╔══
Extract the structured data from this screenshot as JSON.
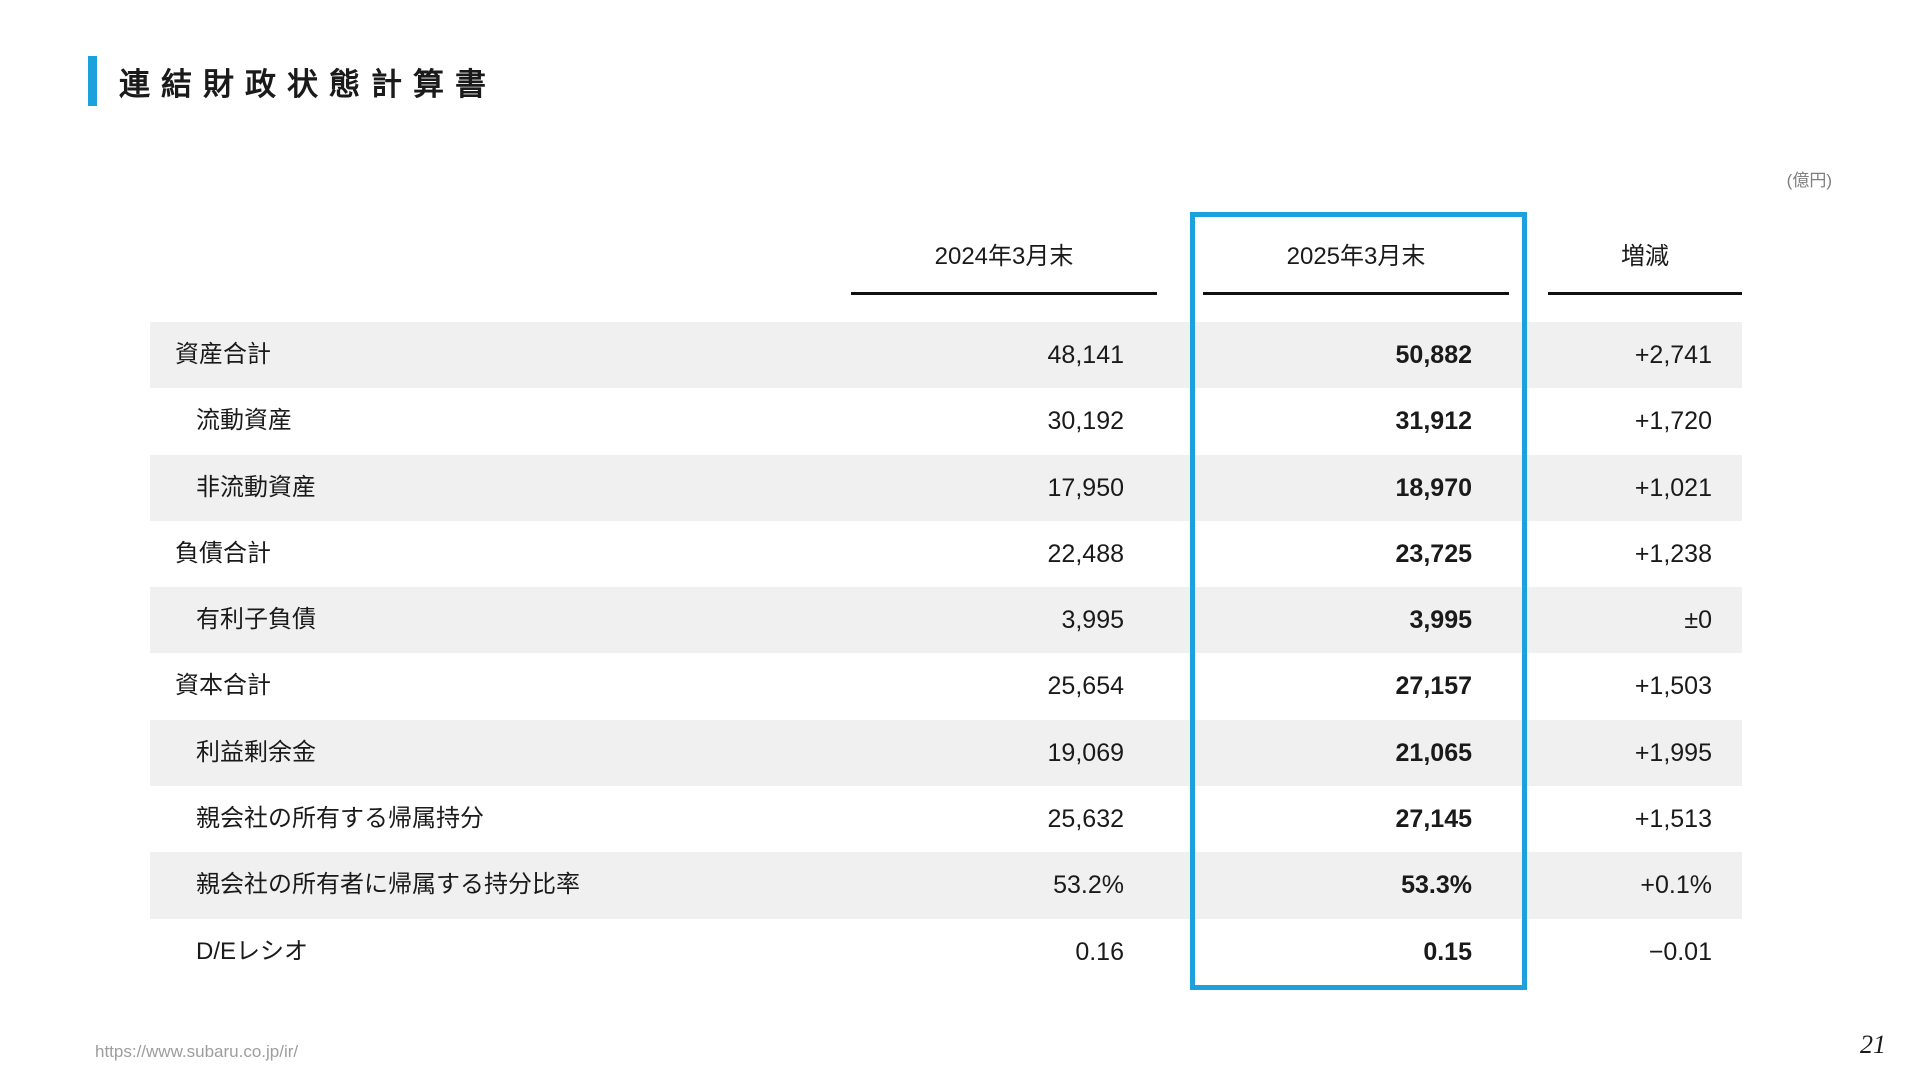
{
  "slide": {
    "title": "連結財政状態計算書",
    "unit_note": "(億円)",
    "footer_url": "https://www.subaru.co.jp/ir/",
    "page_number": "21",
    "accent_color": "#1da1dc",
    "stripe_color": "#f0f0f0"
  },
  "table": {
    "columns": [
      "2024年3月末",
      "2025年3月末",
      "増減"
    ],
    "highlighted_column": "2025年3月末",
    "rows": [
      {
        "label": "資産合計",
        "indent": false,
        "fy2024": "48,141",
        "fy2025": "50,882",
        "change": "+2,741"
      },
      {
        "label": "流動資産",
        "indent": true,
        "fy2024": "30,192",
        "fy2025": "31,912",
        "change": "+1,720"
      },
      {
        "label": "非流動資産",
        "indent": true,
        "fy2024": "17,950",
        "fy2025": "18,970",
        "change": "+1,021"
      },
      {
        "label": "負債合計",
        "indent": false,
        "fy2024": "22,488",
        "fy2025": "23,725",
        "change": "+1,238"
      },
      {
        "label": "有利子負債",
        "indent": true,
        "fy2024": "3,995",
        "fy2025": "3,995",
        "change": "±0"
      },
      {
        "label": "資本合計",
        "indent": false,
        "fy2024": "25,654",
        "fy2025": "27,157",
        "change": "+1,503"
      },
      {
        "label": "利益剰余金",
        "indent": true,
        "fy2024": "19,069",
        "fy2025": "21,065",
        "change": "+1,995"
      },
      {
        "label": "親会社の所有する帰属持分",
        "indent": true,
        "fy2024": "25,632",
        "fy2025": "27,145",
        "change": "+1,513"
      },
      {
        "label": "親会社の所有者に帰属する持分比率",
        "indent": true,
        "fy2024": "53.2%",
        "fy2025": "53.3%",
        "change": "+0.1%"
      },
      {
        "label": "D/Eレシオ",
        "indent": true,
        "fy2024": "0.16",
        "fy2025": "0.15",
        "change": "−0.01"
      }
    ]
  },
  "chart_data": {
    "type": "table",
    "title": "連結財政状態計算書",
    "unit": "億円",
    "categories": [
      "資産合計",
      "流動資産",
      "非流動資産",
      "負債合計",
      "有利子負債",
      "資本合計",
      "利益剰余金",
      "親会社の所有する帰属持分",
      "親会社の所有者に帰属する持分比率",
      "D/Eレシオ"
    ],
    "series": [
      {
        "name": "2024年3月末",
        "values": [
          48141,
          30192,
          17950,
          22488,
          3995,
          25654,
          19069,
          25632,
          "53.2%",
          0.16
        ]
      },
      {
        "name": "2025年3月末",
        "values": [
          50882,
          31912,
          18970,
          23725,
          3995,
          27157,
          21065,
          27145,
          "53.3%",
          0.15
        ]
      },
      {
        "name": "増減",
        "values": [
          2741,
          1720,
          1021,
          1238,
          0,
          1503,
          1995,
          1513,
          "+0.1%",
          -0.01
        ]
      }
    ]
  }
}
╚══
EXERCISE BRIEF = Extract the text of all the records above verbatim, excluding pictures.

SOLUTION TO THIS PROBLEM =
Extract the structured data from this screenshot as JSON.
{
  "slide": {
    "title": "連結財政状態計算書",
    "unit_note": "(億円)",
    "footer_url": "https://www.subaru.co.jp/ir/",
    "page_number": "21",
    "accent_color": "#1da1dc",
    "stripe_color": "#f0f0f0"
  },
  "table": {
    "columns": [
      "2024年3月末",
      "2025年3月末",
      "増減"
    ],
    "highlighted_column": "2025年3月末",
    "rows": [
      {
        "label": "資産合計",
        "indent": false,
        "fy2024": "48,141",
        "fy2025": "50,882",
        "change": "+2,741"
      },
      {
        "label": "流動資産",
        "indent": true,
        "fy2024": "30,192",
        "fy2025": "31,912",
        "change": "+1,720"
      },
      {
        "label": "非流動資産",
        "indent": true,
        "fy2024": "17,950",
        "fy2025": "18,970",
        "change": "+1,021"
      },
      {
        "label": "負債合計",
        "indent": false,
        "fy2024": "22,488",
        "fy2025": "23,725",
        "change": "+1,238"
      },
      {
        "label": "有利子負債",
        "indent": true,
        "fy2024": "3,995",
        "fy2025": "3,995",
        "change": "±0"
      },
      {
        "label": "資本合計",
        "indent": false,
        "fy2024": "25,654",
        "fy2025": "27,157",
        "change": "+1,503"
      },
      {
        "label": "利益剰余金",
        "indent": true,
        "fy2024": "19,069",
        "fy2025": "21,065",
        "change": "+1,995"
      },
      {
        "label": "親会社の所有する帰属持分",
        "indent": true,
        "fy2024": "25,632",
        "fy2025": "27,145",
        "change": "+1,513"
      },
      {
        "label": "親会社の所有者に帰属する持分比率",
        "indent": true,
        "fy2024": "53.2%",
        "fy2025": "53.3%",
        "change": "+0.1%"
      },
      {
        "label": "D/Eレシオ",
        "indent": true,
        "fy2024": "0.16",
        "fy2025": "0.15",
        "change": "−0.01"
      }
    ]
  },
  "chart_data": {
    "type": "table",
    "title": "連結財政状態計算書",
    "unit": "億円",
    "categories": [
      "資産合計",
      "流動資産",
      "非流動資産",
      "負債合計",
      "有利子負債",
      "資本合計",
      "利益剰余金",
      "親会社の所有する帰属持分",
      "親会社の所有者に帰属する持分比率",
      "D/Eレシオ"
    ],
    "series": [
      {
        "name": "2024年3月末",
        "values": [
          48141,
          30192,
          17950,
          22488,
          3995,
          25654,
          19069,
          25632,
          "53.2%",
          0.16
        ]
      },
      {
        "name": "2025年3月末",
        "values": [
          50882,
          31912,
          18970,
          23725,
          3995,
          27157,
          21065,
          27145,
          "53.3%",
          0.15
        ]
      },
      {
        "name": "増減",
        "values": [
          2741,
          1720,
          1021,
          1238,
          0,
          1503,
          1995,
          1513,
          "+0.1%",
          -0.01
        ]
      }
    ]
  }
}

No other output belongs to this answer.